• _The request_
The entries below are to be repeated exactly as they stand.

• _Provided data_
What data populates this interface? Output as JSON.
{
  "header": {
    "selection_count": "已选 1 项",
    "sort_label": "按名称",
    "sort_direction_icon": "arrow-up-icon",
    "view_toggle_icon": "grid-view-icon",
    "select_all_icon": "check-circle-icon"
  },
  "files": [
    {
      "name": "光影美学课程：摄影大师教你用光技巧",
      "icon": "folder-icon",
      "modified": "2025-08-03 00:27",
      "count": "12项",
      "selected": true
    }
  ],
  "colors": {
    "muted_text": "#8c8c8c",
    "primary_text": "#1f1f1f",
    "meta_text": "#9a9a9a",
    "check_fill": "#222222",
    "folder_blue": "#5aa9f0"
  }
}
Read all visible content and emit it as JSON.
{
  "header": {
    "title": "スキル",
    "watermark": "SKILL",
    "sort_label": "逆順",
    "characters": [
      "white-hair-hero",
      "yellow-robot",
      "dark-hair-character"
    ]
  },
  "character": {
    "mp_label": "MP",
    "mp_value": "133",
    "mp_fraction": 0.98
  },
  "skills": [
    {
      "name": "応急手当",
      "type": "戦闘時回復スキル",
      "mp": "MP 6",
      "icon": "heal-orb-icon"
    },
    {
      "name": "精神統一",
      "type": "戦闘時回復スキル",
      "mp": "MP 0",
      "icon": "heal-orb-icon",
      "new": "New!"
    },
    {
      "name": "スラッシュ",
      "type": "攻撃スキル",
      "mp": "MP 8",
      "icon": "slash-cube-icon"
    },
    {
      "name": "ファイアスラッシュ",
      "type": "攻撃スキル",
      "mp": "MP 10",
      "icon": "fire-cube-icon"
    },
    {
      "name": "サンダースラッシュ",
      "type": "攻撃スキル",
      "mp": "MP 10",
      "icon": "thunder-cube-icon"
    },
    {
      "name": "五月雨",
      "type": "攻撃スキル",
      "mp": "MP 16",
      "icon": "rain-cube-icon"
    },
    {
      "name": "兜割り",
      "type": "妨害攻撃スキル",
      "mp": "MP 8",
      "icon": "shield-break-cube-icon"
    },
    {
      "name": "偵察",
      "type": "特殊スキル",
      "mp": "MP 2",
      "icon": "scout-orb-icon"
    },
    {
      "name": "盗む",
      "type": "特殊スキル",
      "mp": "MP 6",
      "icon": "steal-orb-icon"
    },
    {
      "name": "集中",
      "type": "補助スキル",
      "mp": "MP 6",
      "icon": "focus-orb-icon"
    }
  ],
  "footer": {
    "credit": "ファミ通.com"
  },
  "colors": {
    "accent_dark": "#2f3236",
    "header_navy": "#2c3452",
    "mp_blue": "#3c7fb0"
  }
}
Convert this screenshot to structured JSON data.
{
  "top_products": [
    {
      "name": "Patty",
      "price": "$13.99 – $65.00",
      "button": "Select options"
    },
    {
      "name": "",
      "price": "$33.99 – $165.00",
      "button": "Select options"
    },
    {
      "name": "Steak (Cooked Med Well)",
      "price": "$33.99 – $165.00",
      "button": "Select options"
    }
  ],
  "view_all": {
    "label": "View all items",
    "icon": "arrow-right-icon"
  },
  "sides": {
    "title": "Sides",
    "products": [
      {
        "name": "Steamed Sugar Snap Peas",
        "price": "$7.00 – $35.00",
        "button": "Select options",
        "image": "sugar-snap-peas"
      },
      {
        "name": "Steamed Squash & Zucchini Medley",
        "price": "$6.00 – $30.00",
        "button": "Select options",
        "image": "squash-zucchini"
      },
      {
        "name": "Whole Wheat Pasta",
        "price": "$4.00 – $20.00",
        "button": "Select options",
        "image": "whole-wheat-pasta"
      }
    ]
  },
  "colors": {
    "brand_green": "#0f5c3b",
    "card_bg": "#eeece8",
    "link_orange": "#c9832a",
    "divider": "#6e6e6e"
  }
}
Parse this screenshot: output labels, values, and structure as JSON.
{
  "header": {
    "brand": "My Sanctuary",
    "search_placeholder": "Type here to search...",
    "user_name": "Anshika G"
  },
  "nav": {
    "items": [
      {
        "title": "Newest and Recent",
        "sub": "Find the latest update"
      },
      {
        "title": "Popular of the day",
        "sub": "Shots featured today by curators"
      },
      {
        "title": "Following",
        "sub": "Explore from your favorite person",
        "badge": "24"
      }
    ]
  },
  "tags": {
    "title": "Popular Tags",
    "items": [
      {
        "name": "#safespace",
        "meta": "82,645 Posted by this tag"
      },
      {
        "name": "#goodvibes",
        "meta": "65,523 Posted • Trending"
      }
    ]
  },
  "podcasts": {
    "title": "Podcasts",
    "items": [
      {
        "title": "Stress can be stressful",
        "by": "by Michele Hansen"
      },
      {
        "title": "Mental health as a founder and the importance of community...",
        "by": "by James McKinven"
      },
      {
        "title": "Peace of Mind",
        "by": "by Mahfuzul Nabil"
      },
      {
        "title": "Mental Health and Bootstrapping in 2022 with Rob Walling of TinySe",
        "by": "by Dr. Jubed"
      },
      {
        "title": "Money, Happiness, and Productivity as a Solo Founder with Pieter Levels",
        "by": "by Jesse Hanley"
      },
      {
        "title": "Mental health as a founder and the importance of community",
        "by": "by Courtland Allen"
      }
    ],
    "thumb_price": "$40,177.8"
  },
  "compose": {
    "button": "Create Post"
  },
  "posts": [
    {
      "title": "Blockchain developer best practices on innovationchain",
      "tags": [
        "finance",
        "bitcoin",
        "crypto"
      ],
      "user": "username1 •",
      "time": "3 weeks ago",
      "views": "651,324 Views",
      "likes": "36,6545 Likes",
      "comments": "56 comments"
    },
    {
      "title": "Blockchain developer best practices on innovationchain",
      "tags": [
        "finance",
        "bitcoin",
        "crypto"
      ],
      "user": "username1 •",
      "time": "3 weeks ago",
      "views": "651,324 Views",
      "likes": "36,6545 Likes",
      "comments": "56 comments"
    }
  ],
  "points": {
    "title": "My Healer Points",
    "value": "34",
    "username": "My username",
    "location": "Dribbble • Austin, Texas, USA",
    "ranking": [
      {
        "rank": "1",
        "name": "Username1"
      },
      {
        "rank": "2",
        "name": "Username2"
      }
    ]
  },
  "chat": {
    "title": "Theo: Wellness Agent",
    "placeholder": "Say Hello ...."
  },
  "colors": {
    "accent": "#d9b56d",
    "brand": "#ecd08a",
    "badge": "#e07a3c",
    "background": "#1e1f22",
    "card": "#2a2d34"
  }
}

• _The solution_
What data populates this interface? Output as JSON.
{
  "header": {
    "selection_count": "已选 1 项",
    "sort_label": "按名称",
    "sort_direction_icon": "arrow-up-icon",
    "view_toggle_icon": "grid-view-icon",
    "select_all_icon": "check-circle-icon"
  },
  "files": [
    {
      "name": "光影美学课程：摄影大师教你用光技巧",
      "icon": "folder-icon",
      "modified": "2025-08-03 00:27",
      "count": "12项",
      "selected": true
    }
  ],
  "colors": {
    "muted_text": "#8c8c8c",
    "primary_text": "#1f1f1f",
    "meta_text": "#9a9a9a",
    "check_fill": "#222222",
    "folder_blue": "#5aa9f0"
  }
}
Read all visible content and emit it as JSON.
{
  "header": {
    "title": "スキル",
    "watermark": "SKILL",
    "sort_label": "逆順",
    "characters": [
      "white-hair-hero",
      "yellow-robot",
      "dark-hair-character"
    ]
  },
  "character": {
    "mp_label": "MP",
    "mp_value": "133",
    "mp_fraction": 0.98
  },
  "skills": [
    {
      "name": "応急手当",
      "type": "戦闘時回復スキル",
      "mp": "MP 6",
      "icon": "heal-orb-icon"
    },
    {
      "name": "精神統一",
      "type": "戦闘時回復スキル",
      "mp": "MP 0",
      "icon": "heal-orb-icon",
      "new": "New!"
    },
    {
      "name": "スラッシュ",
      "type": "攻撃スキル",
      "mp": "MP 8",
      "icon": "slash-cube-icon"
    },
    {
      "name": "ファイアスラッシュ",
      "type": "攻撃スキル",
      "mp": "MP 10",
      "icon": "fire-cube-icon"
    },
    {
      "name": "サンダースラッシュ",
      "type": "攻撃スキル",
      "mp": "MP 10",
      "icon": "thunder-cube-icon"
    },
    {
      "name": "五月雨",
      "type": "攻撃スキル",
      "mp": "MP 16",
      "icon": "rain-cube-icon"
    },
    {
      "name": "兜割り",
      "type": "妨害攻撃スキル",
      "mp": "MP 8",
      "icon": "shield-break-cube-icon"
    },
    {
      "name": "偵察",
      "type": "特殊スキル",
      "mp": "MP 2",
      "icon": "scout-orb-icon"
    },
    {
      "name": "盗む",
      "type": "特殊スキル",
      "mp": "MP 6",
      "icon": "steal-orb-icon"
    },
    {
      "name": "集中",
      "type": "補助スキル",
      "mp": "MP 6",
      "icon": "focus-orb-icon"
    }
  ],
  "footer": {
    "credit": "ファミ通.com"
  },
  "colors": {
    "accent_dark": "#2f3236",
    "header_navy": "#2c3452",
    "mp_blue": "#3c7fb0"
  }
}
Convert this screenshot to structured JSON data.
{
  "top_products": [
    {
      "name": "Patty",
      "price": "$13.99 – $65.00",
      "button": "Select options"
    },
    {
      "name": "",
      "price": "$33.99 – $165.00",
      "button": "Select options"
    },
    {
      "name": "Steak (Cooked Med Well)",
      "price": "$33.99 – $165.00",
      "button": "Select options"
    }
  ],
  "view_all": {
    "label": "View all items",
    "icon": "arrow-right-icon"
  },
  "sides": {
    "title": "Sides",
    "products": [
      {
        "name": "Steamed Sugar Snap Peas",
        "price": "$7.00 – $35.00",
        "button": "Select options",
        "image": "sugar-snap-peas"
      },
      {
        "name": "Steamed Squash & Zucchini Medley",
        "price": "$6.00 – $30.00",
        "button": "Select options",
        "image": "squash-zucchini"
      },
      {
        "name": "Whole Wheat Pasta",
        "price": "$4.00 – $20.00",
        "button": "Select options",
        "image": "whole-wheat-pasta"
      }
    ]
  },
  "colors": {
    "brand_green": "#0f5c3b",
    "card_bg": "#eeece8",
    "link_orange": "#c9832a",
    "divider": "#6e6e6e"
  }
}
Parse this screenshot: output labels, values, and structure as JSON.
{
  "header": {
    "brand": "My Sanctuary",
    "search_placeholder": "Type here to search...",
    "user_name": "Anshika G"
  },
  "nav": {
    "items": [
      {
        "title": "Newest and Recent",
        "sub": "Find the latest update"
      },
      {
        "title": "Popular of the day",
        "sub": "Shots featured today by curators"
      },
      {
        "title": "Following",
        "sub": "Explore from your favorite person",
        "badge": "24"
      }
    ]
  },
  "tags": {
    "title": "Popular Tags",
    "items": [
      {
        "name": "#safespace",
        "meta": "82,645 Posted by this tag"
      },
      {
        "name": "#goodvibes",
        "meta": "65,523 Posted • Trending"
      }
    ]
  },
  "podcasts": {
    "title": "Podcasts",
    "items": [
      {
        "title": "Stress can be stressful",
        "by": "by Michele Hansen"
      },
      {
        "title": "Mental health as a founder and the importance of community...",
        "by": "by James McKinven"
      },
      {
        "title": "Peace of Mind",
        "by": "by Mahfuzul Nabil"
      },
      {
        "title": "Mental Health and Bootstrapping in 2022 with Rob Walling of TinySe",
        "by": "by Dr. Jubed"
      },
      {
        "title": "Money, Happiness, and Productivity as a Solo Founder with Pieter Levels",
        "by": "by Jesse Hanley"
      },
      {
        "title": "Mental health as a founder and the importance of community",
        "by": "by Courtland Allen"
      }
    ],
    "thumb_price": "$40,177.8"
  },
  "compose": {
    "button": "Create Post"
  },
  "posts": [
    {
      "title": "Blockchain developer best practices on innovationchain",
      "tags": [
        "finance",
        "bitcoin",
        "crypto"
      ],
      "user": "username1 •",
      "time": "3 weeks ago",
      "views": "651,324 Views",
      "likes": "36,6545 Likes",
      "comments": "56 comments"
    },
    {
      "title": "Blockchain developer best practices on innovationchain",
      "tags": [
        "finance",
        "bitcoin",
        "crypto"
      ],
      "user": "username1 •",
      "time": "3 weeks ago",
      "views": "651,324 Views",
      "likes": "36,6545 Likes",
      "comments": "56 comments"
    }
  ],
  "points": {
    "title": "My Healer Points",
    "value": "34",
    "username": "My username",
    "location": "Dribbble • Austin, Texas, USA",
    "ranking": [
      {
        "rank": "1",
        "name": "Username1"
      },
      {
        "rank": "2",
        "name": "Username2"
      }
    ]
  },
  "chat": {
    "title": "Theo: Wellness Agent",
    "placeholder": "Say Hello ...."
  },
  "colors": {
    "accent": "#d9b56d",
    "brand": "#ecd08a",
    "badge": "#e07a3c",
    "background": "#1e1f22",
    "card": "#2a2d34"
  }
}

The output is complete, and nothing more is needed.